*Data provided:*
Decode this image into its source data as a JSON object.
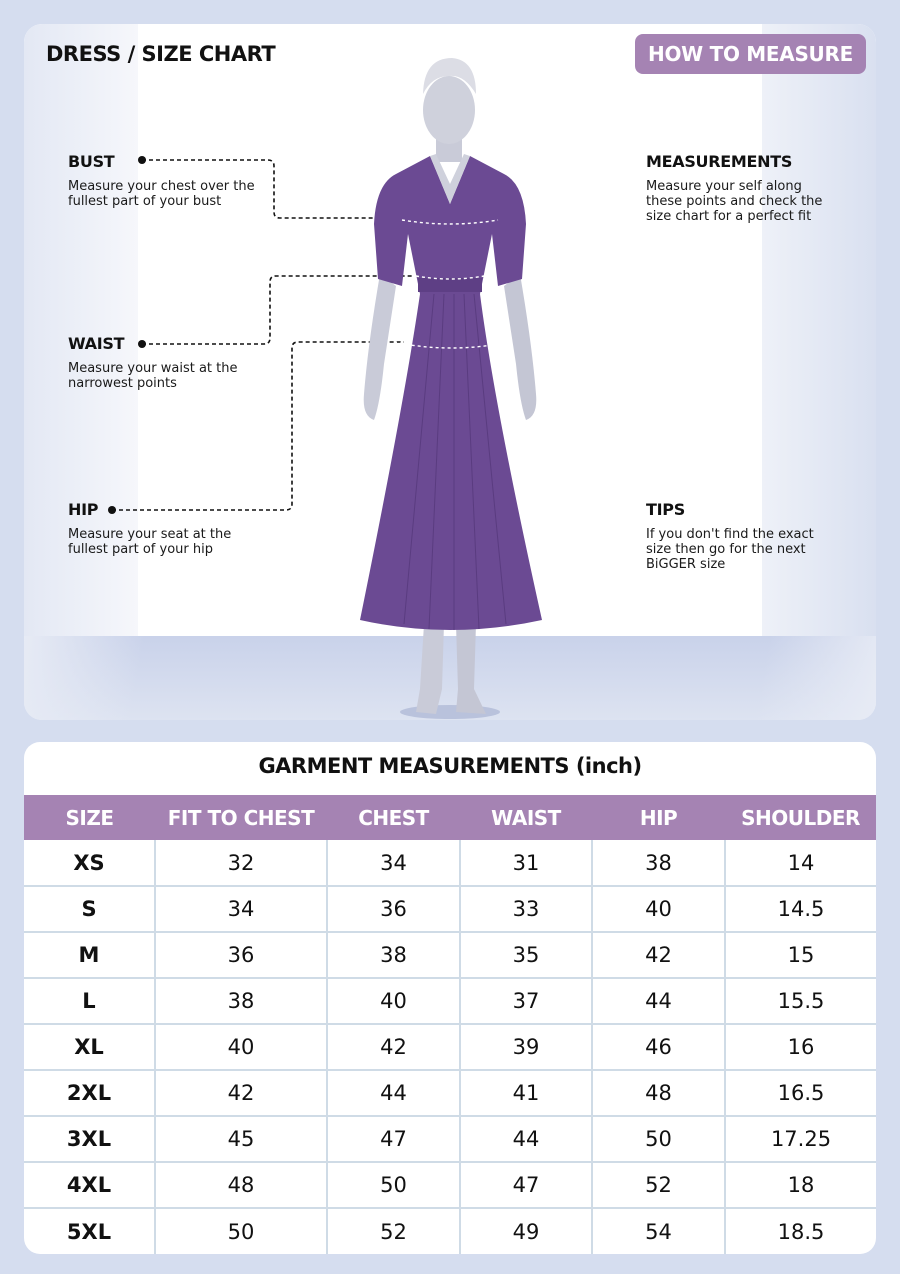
{
  "header": {
    "title": "DRESS / SIZE CHART",
    "how_to_measure": "HOW TO MEASURE"
  },
  "left_guides": [
    {
      "label": "BUST",
      "text": "Measure your chest over the fullest part of your bust"
    },
    {
      "label": "WAIST",
      "text": "Measure your waist at the narrowest points"
    },
    {
      "label": "HIP",
      "text": "Measure your seat at the fullest part of your hip"
    }
  ],
  "right_notes": [
    {
      "label": "MEASUREMENTS",
      "text": "Measure your self along these points and check the size chart for a perfect fit"
    },
    {
      "label": "TIPS",
      "text": "If you don't find the exact size then go for the next BiGGER size"
    }
  ],
  "colors": {
    "accent": "#a583b3",
    "dress": "#6b4a93",
    "background": "#d5ddef"
  },
  "table": {
    "title": "GARMENT MEASUREMENTS (inch)",
    "columns": [
      "SIZE",
      "FIT TO CHEST",
      "CHEST",
      "WAIST",
      "HIP",
      "SHOULDER"
    ],
    "rows": [
      [
        "XS",
        "32",
        "34",
        "31",
        "38",
        "14"
      ],
      [
        "S",
        "34",
        "36",
        "33",
        "40",
        "14.5"
      ],
      [
        "M",
        "36",
        "38",
        "35",
        "42",
        "15"
      ],
      [
        "L",
        "38",
        "40",
        "37",
        "44",
        "15.5"
      ],
      [
        "XL",
        "40",
        "42",
        "39",
        "46",
        "16"
      ],
      [
        "2XL",
        "42",
        "44",
        "41",
        "48",
        "16.5"
      ],
      [
        "3XL",
        "45",
        "47",
        "44",
        "50",
        "17.25"
      ],
      [
        "4XL",
        "48",
        "50",
        "47",
        "52",
        "18"
      ],
      [
        "5XL",
        "50",
        "52",
        "49",
        "54",
        "18.5"
      ]
    ]
  }
}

*Aim of the exercise:* Check each line above for the word "title", and copy the lines where it appears.

*Written solution:*
    "title": "DRESS / SIZE CHART",
    "title": "GARMENT MEASUREMENTS (inch)",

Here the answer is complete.